Begin Supplied records

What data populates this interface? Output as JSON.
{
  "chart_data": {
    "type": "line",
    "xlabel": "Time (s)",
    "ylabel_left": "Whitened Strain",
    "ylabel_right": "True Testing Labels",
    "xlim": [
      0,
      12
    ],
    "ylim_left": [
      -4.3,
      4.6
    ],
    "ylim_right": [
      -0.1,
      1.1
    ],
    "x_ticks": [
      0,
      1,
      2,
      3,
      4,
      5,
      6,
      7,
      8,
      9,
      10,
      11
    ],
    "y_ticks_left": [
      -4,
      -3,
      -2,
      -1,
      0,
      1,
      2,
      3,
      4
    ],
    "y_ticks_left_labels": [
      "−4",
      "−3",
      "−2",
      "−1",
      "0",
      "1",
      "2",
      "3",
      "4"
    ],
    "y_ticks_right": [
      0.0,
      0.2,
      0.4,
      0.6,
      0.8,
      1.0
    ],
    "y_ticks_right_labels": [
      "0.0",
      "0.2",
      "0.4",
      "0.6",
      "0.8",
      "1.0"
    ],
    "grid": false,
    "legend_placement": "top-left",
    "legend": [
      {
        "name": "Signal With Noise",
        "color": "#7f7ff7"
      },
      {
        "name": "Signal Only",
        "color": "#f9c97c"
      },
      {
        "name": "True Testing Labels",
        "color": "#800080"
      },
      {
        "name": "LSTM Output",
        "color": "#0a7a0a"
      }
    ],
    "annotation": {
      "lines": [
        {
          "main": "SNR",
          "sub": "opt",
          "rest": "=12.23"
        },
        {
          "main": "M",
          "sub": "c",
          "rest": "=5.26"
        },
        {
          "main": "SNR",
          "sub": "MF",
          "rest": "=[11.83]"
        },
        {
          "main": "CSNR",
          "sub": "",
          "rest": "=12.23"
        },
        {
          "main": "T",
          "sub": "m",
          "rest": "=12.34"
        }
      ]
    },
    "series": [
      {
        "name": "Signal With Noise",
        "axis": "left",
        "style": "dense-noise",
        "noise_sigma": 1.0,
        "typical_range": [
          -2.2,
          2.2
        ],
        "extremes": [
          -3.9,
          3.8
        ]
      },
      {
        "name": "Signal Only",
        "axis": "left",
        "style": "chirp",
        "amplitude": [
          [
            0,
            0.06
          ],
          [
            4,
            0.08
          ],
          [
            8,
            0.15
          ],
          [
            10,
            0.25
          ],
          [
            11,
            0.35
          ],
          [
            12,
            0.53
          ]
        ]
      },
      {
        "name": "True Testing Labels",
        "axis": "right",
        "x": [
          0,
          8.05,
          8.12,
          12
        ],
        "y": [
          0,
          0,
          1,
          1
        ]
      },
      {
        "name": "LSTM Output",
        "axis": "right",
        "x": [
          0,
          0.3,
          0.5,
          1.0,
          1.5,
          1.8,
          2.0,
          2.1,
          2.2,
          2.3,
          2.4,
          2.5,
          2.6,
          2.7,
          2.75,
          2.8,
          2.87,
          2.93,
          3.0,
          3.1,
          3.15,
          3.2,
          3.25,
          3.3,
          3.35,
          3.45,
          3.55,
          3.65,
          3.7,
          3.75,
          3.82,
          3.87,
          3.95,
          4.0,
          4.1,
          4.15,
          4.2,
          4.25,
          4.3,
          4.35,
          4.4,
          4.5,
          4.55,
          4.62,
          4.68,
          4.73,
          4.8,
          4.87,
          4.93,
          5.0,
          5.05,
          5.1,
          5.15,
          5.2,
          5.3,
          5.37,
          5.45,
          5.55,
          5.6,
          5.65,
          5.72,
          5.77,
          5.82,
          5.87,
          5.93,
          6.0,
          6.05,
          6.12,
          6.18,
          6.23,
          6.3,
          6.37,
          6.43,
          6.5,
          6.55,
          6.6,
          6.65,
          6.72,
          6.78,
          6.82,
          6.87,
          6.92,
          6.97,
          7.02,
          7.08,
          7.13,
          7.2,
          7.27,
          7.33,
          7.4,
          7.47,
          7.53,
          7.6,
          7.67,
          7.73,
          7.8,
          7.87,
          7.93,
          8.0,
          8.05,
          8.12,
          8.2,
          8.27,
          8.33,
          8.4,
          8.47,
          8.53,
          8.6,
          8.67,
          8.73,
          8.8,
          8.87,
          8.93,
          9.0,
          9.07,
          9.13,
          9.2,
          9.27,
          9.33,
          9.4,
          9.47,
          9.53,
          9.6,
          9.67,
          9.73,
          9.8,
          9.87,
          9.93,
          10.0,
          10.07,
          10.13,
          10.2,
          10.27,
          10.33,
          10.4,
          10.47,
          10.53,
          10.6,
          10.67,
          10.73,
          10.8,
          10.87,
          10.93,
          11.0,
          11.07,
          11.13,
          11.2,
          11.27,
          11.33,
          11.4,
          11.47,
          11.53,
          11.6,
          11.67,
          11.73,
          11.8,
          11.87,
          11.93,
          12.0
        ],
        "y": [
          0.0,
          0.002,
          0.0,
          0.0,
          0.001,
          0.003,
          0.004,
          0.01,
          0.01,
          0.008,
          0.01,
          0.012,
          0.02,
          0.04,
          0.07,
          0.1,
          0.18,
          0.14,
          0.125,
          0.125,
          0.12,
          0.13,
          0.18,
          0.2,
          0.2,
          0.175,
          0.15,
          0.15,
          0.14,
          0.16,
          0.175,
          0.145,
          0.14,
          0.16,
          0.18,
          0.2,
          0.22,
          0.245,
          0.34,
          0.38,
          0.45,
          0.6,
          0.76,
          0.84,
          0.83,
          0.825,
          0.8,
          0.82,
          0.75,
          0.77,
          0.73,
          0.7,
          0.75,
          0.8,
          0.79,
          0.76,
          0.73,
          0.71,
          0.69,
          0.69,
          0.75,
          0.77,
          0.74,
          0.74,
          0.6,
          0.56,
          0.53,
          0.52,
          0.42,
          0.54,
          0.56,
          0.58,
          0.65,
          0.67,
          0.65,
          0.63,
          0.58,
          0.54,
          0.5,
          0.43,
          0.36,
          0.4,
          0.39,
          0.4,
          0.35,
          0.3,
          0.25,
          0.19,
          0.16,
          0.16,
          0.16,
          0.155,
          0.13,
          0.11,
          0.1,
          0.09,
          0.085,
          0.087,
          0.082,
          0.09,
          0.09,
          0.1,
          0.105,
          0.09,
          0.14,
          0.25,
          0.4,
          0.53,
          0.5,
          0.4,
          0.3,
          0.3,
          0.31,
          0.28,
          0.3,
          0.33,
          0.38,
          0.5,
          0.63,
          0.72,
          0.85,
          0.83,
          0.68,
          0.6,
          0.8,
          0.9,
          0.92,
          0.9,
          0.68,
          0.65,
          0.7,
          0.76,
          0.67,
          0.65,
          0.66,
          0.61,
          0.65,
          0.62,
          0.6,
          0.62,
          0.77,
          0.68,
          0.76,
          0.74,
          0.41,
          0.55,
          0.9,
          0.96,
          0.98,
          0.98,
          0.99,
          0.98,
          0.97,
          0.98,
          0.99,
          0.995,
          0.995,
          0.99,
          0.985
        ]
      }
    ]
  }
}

End Supplied records

- **What to do**
Write down all the entries again without a single difference.

- **Task response**
What data populates this interface? Output as JSON.
{
  "chart_data": {
    "type": "line",
    "xlabel": "Time (s)",
    "ylabel_left": "Whitened Strain",
    "ylabel_right": "True Testing Labels",
    "xlim": [
      0,
      12
    ],
    "ylim_left": [
      -4.3,
      4.6
    ],
    "ylim_right": [
      -0.1,
      1.1
    ],
    "x_ticks": [
      0,
      1,
      2,
      3,
      4,
      5,
      6,
      7,
      8,
      9,
      10,
      11
    ],
    "y_ticks_left": [
      -4,
      -3,
      -2,
      -1,
      0,
      1,
      2,
      3,
      4
    ],
    "y_ticks_left_labels": [
      "−4",
      "−3",
      "−2",
      "−1",
      "0",
      "1",
      "2",
      "3",
      "4"
    ],
    "y_ticks_right": [
      0.0,
      0.2,
      0.4,
      0.6,
      0.8,
      1.0
    ],
    "y_ticks_right_labels": [
      "0.0",
      "0.2",
      "0.4",
      "0.6",
      "0.8",
      "1.0"
    ],
    "grid": false,
    "legend_placement": "top-left",
    "legend": [
      {
        "name": "Signal With Noise",
        "color": "#7f7ff7"
      },
      {
        "name": "Signal Only",
        "color": "#f9c97c"
      },
      {
        "name": "True Testing Labels",
        "color": "#800080"
      },
      {
        "name": "LSTM Output",
        "color": "#0a7a0a"
      }
    ],
    "annotation": {
      "lines": [
        {
          "main": "SNR",
          "sub": "opt",
          "rest": "=12.23"
        },
        {
          "main": "M",
          "sub": "c",
          "rest": "=5.26"
        },
        {
          "main": "SNR",
          "sub": "MF",
          "rest": "=[11.83]"
        },
        {
          "main": "CSNR",
          "sub": "",
          "rest": "=12.23"
        },
        {
          "main": "T",
          "sub": "m",
          "rest": "=12.34"
        }
      ]
    },
    "series": [
      {
        "name": "Signal With Noise",
        "axis": "left",
        "style": "dense-noise",
        "noise_sigma": 1.0,
        "typical_range": [
          -2.2,
          2.2
        ],
        "extremes": [
          -3.9,
          3.8
        ]
      },
      {
        "name": "Signal Only",
        "axis": "left",
        "style": "chirp",
        "amplitude": [
          [
            0,
            0.06
          ],
          [
            4,
            0.08
          ],
          [
            8,
            0.15
          ],
          [
            10,
            0.25
          ],
          [
            11,
            0.35
          ],
          [
            12,
            0.53
          ]
        ]
      },
      {
        "name": "True Testing Labels",
        "axis": "right",
        "x": [
          0,
          8.05,
          8.12,
          12
        ],
        "y": [
          0,
          0,
          1,
          1
        ]
      },
      {
        "name": "LSTM Output",
        "axis": "right",
        "x": [
          0,
          0.3,
          0.5,
          1.0,
          1.5,
          1.8,
          2.0,
          2.1,
          2.2,
          2.3,
          2.4,
          2.5,
          2.6,
          2.7,
          2.75,
          2.8,
          2.87,
          2.93,
          3.0,
          3.1,
          3.15,
          3.2,
          3.25,
          3.3,
          3.35,
          3.45,
          3.55,
          3.65,
          3.7,
          3.75,
          3.82,
          3.87,
          3.95,
          4.0,
          4.1,
          4.15,
          4.2,
          4.25,
          4.3,
          4.35,
          4.4,
          4.5,
          4.55,
          4.62,
          4.68,
          4.73,
          4.8,
          4.87,
          4.93,
          5.0,
          5.05,
          5.1,
          5.15,
          5.2,
          5.3,
          5.37,
          5.45,
          5.55,
          5.6,
          5.65,
          5.72,
          5.77,
          5.82,
          5.87,
          5.93,
          6.0,
          6.05,
          6.12,
          6.18,
          6.23,
          6.3,
          6.37,
          6.43,
          6.5,
          6.55,
          6.6,
          6.65,
          6.72,
          6.78,
          6.82,
          6.87,
          6.92,
          6.97,
          7.02,
          7.08,
          7.13,
          7.2,
          7.27,
          7.33,
          7.4,
          7.47,
          7.53,
          7.6,
          7.67,
          7.73,
          7.8,
          7.87,
          7.93,
          8.0,
          8.05,
          8.12,
          8.2,
          8.27,
          8.33,
          8.4,
          8.47,
          8.53,
          8.6,
          8.67,
          8.73,
          8.8,
          8.87,
          8.93,
          9.0,
          9.07,
          9.13,
          9.2,
          9.27,
          9.33,
          9.4,
          9.47,
          9.53,
          9.6,
          9.67,
          9.73,
          9.8,
          9.87,
          9.93,
          10.0,
          10.07,
          10.13,
          10.2,
          10.27,
          10.33,
          10.4,
          10.47,
          10.53,
          10.6,
          10.67,
          10.73,
          10.8,
          10.87,
          10.93,
          11.0,
          11.07,
          11.13,
          11.2,
          11.27,
          11.33,
          11.4,
          11.47,
          11.53,
          11.6,
          11.67,
          11.73,
          11.8,
          11.87,
          11.93,
          12.0
        ],
        "y": [
          0.0,
          0.002,
          0.0,
          0.0,
          0.001,
          0.003,
          0.004,
          0.01,
          0.01,
          0.008,
          0.01,
          0.012,
          0.02,
          0.04,
          0.07,
          0.1,
          0.18,
          0.14,
          0.125,
          0.125,
          0.12,
          0.13,
          0.18,
          0.2,
          0.2,
          0.175,
          0.15,
          0.15,
          0.14,
          0.16,
          0.175,
          0.145,
          0.14,
          0.16,
          0.18,
          0.2,
          0.22,
          0.245,
          0.34,
          0.38,
          0.45,
          0.6,
          0.76,
          0.84,
          0.83,
          0.825,
          0.8,
          0.82,
          0.75,
          0.77,
          0.73,
          0.7,
          0.75,
          0.8,
          0.79,
          0.76,
          0.73,
          0.71,
          0.69,
          0.69,
          0.75,
          0.77,
          0.74,
          0.74,
          0.6,
          0.56,
          0.53,
          0.52,
          0.42,
          0.54,
          0.56,
          0.58,
          0.65,
          0.67,
          0.65,
          0.63,
          0.58,
          0.54,
          0.5,
          0.43,
          0.36,
          0.4,
          0.39,
          0.4,
          0.35,
          0.3,
          0.25,
          0.19,
          0.16,
          0.16,
          0.16,
          0.155,
          0.13,
          0.11,
          0.1,
          0.09,
          0.085,
          0.087,
          0.082,
          0.09,
          0.09,
          0.1,
          0.105,
          0.09,
          0.14,
          0.25,
          0.4,
          0.53,
          0.5,
          0.4,
          0.3,
          0.3,
          0.31,
          0.28,
          0.3,
          0.33,
          0.38,
          0.5,
          0.63,
          0.72,
          0.85,
          0.83,
          0.68,
          0.6,
          0.8,
          0.9,
          0.92,
          0.9,
          0.68,
          0.65,
          0.7,
          0.76,
          0.67,
          0.65,
          0.66,
          0.61,
          0.65,
          0.62,
          0.6,
          0.62,
          0.77,
          0.68,
          0.76,
          0.74,
          0.41,
          0.55,
          0.9,
          0.96,
          0.98,
          0.98,
          0.99,
          0.98,
          0.97,
          0.98,
          0.99,
          0.995,
          0.995,
          0.99,
          0.985
        ]
      }
    ]
  }
}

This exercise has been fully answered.